▸ Prompt
Return the listing below word for word.

Dataset records:
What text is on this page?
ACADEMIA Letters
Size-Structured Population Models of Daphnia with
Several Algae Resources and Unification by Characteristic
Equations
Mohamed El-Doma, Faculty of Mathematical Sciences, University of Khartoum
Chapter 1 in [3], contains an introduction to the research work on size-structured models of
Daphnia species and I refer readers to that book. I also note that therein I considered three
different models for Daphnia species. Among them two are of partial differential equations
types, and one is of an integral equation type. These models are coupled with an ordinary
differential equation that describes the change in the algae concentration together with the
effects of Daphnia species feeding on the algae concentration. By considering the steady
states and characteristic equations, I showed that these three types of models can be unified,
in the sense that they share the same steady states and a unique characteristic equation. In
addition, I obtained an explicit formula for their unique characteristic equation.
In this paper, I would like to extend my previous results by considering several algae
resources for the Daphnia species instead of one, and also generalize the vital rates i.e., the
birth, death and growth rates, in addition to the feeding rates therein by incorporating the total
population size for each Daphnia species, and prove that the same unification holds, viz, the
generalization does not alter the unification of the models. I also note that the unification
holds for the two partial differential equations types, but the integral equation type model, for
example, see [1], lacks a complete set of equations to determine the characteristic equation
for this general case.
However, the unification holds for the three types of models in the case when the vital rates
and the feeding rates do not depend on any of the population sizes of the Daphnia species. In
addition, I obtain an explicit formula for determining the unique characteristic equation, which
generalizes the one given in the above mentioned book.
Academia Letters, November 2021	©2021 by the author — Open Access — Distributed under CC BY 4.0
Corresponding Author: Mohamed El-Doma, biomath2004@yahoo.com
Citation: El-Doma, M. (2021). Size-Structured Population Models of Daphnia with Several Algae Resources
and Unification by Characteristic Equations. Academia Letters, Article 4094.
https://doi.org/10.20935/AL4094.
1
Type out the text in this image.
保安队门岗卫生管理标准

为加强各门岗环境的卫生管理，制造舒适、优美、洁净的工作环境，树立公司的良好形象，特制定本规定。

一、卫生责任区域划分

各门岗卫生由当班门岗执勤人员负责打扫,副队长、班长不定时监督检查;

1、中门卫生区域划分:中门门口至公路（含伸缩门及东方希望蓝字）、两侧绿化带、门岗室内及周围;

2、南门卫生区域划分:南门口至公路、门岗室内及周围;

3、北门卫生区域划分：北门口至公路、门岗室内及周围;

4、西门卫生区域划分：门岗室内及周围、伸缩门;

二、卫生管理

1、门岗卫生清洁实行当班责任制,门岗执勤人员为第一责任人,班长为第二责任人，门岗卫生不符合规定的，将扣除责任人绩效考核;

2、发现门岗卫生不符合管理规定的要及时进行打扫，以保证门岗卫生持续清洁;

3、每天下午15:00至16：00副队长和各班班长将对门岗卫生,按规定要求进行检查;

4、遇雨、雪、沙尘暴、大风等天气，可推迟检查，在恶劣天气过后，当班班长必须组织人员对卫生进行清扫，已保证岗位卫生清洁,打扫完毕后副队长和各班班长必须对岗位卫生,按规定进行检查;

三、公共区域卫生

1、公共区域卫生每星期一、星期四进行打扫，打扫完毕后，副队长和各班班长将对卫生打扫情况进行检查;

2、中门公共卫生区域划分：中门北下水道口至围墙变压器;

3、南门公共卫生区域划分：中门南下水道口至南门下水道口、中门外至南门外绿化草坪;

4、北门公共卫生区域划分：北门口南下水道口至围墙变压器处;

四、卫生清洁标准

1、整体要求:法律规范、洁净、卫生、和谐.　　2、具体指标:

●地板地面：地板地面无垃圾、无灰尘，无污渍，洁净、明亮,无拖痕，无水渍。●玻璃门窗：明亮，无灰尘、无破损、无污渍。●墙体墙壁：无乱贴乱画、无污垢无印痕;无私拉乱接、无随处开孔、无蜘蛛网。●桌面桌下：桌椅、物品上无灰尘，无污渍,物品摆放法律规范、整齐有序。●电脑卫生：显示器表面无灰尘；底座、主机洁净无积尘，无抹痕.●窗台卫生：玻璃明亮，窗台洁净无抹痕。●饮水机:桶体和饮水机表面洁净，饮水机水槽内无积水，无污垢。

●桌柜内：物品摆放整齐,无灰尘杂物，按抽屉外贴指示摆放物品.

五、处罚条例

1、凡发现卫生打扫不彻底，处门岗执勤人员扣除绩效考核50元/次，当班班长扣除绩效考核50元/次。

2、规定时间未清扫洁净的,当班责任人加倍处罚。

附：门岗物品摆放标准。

▸ Answer to this problem
What text is on this page?
ACADEMIA Letters
Size-Structured Population Models of Daphnia with
Several Algae Resources and Unification by Characteristic
Equations
Mohamed El-Doma, Faculty of Mathematical Sciences, University of Khartoum
Chapter 1 in [3], contains an introduction to the research work on size-structured models of
Daphnia species and I refer readers to that book. I also note that therein I considered three
different models for Daphnia species. Among them two are of partial differential equations
types, and one is of an integral equation type. These models are coupled with an ordinary
differential equation that describes the change in the algae concentration together with the
effects of Daphnia species feeding on the algae concentration. By considering the steady
states and characteristic equations, I showed that these three types of models can be unified,
in the sense that they share the same steady states and a unique characteristic equation. In
addition, I obtained an explicit formula for their unique characteristic equation.
In this paper, I would like to extend my previous results by considering several algae
resources for the Daphnia species instead of one, and also generalize the vital rates i.e., the
birth, death and growth rates, in addition to the feeding rates therein by incorporating the total
population size for each Daphnia species, and prove that the same unification holds, viz, the
generalization does not alter the unification of the models. I also note that the unification
holds for the two partial differential equations types, but the integral equation type model, for
example, see [1], lacks a complete set of equations to determine the characteristic equation
for this general case.
However, the unification holds for the three types of models in the case when the vital rates
and the feeding rates do not depend on any of the population sizes of the Daphnia species. In
addition, I obtain an explicit formula for determining the unique characteristic equation, which
generalizes the one given in the above mentioned book.
Academia Letters, November 2021	©2021 by the author — Open Access — Distributed under CC BY 4.0
Corresponding Author: Mohamed El-Doma, biomath2004@yahoo.com
Citation: El-Doma, M. (2021). Size-Structured Population Models of Daphnia with Several Algae Resources
and Unification by Characteristic Equations. Academia Letters, Article 4094.
https://doi.org/10.20935/AL4094.
1
Type out the text in this image.
保安队门岗卫生管理标准

为加强各门岗环境的卫生管理，制造舒适、优美、洁净的工作环境，树立公司的良好形象，特制定本规定。

一、卫生责任区域划分

各门岗卫生由当班门岗执勤人员负责打扫,副队长、班长不定时监督检查;

1、中门卫生区域划分:中门门口至公路（含伸缩门及东方希望蓝字）、两侧绿化带、门岗室内及周围;

2、南门卫生区域划分:南门口至公路、门岗室内及周围;

3、北门卫生区域划分：北门口至公路、门岗室内及周围;

4、西门卫生区域划分：门岗室内及周围、伸缩门;

二、卫生管理

1、门岗卫生清洁实行当班责任制,门岗执勤人员为第一责任人,班长为第二责任人，门岗卫生不符合规定的，将扣除责任人绩效考核;

2、发现门岗卫生不符合管理规定的要及时进行打扫，以保证门岗卫生持续清洁;

3、每天下午15:00至16：00副队长和各班班长将对门岗卫生,按规定要求进行检查;

4、遇雨、雪、沙尘暴、大风等天气，可推迟检查，在恶劣天气过后，当班班长必须组织人员对卫生进行清扫，已保证岗位卫生清洁,打扫完毕后副队长和各班班长必须对岗位卫生,按规定进行检查;

三、公共区域卫生

1、公共区域卫生每星期一、星期四进行打扫，打扫完毕后，副队长和各班班长将对卫生打扫情况进行检查;

2、中门公共卫生区域划分：中门北下水道口至围墙变压器;

3、南门公共卫生区域划分：中门南下水道口至南门下水道口、中门外至南门外绿化草坪;

4、北门公共卫生区域划分：北门口南下水道口至围墙变压器处;

四、卫生清洁标准

1、整体要求:法律规范、洁净、卫生、和谐.　　2、具体指标:

●地板地面：地板地面无垃圾、无灰尘，无污渍，洁净、明亮,无拖痕，无水渍。●玻璃门窗：明亮，无灰尘、无破损、无污渍。●墙体墙壁：无乱贴乱画、无污垢无印痕;无私拉乱接、无随处开孔、无蜘蛛网。●桌面桌下：桌椅、物品上无灰尘，无污渍,物品摆放法律规范、整齐有序。●电脑卫生：显示器表面无灰尘；底座、主机洁净无积尘，无抹痕.●窗台卫生：玻璃明亮，窗台洁净无抹痕。●饮水机:桶体和饮水机表面洁净，饮水机水槽内无积水，无污垢。

●桌柜内：物品摆放整齐,无灰尘杂物，按抽屉外贴指示摆放物品.

五、处罚条例

1、凡发现卫生打扫不彻底，处门岗执勤人员扣除绩效考核50元/次，当班班长扣除绩效考核50元/次。

2、规定时间未清扫洁净的,当班责任人加倍处罚。

附：门岗物品摆放标准。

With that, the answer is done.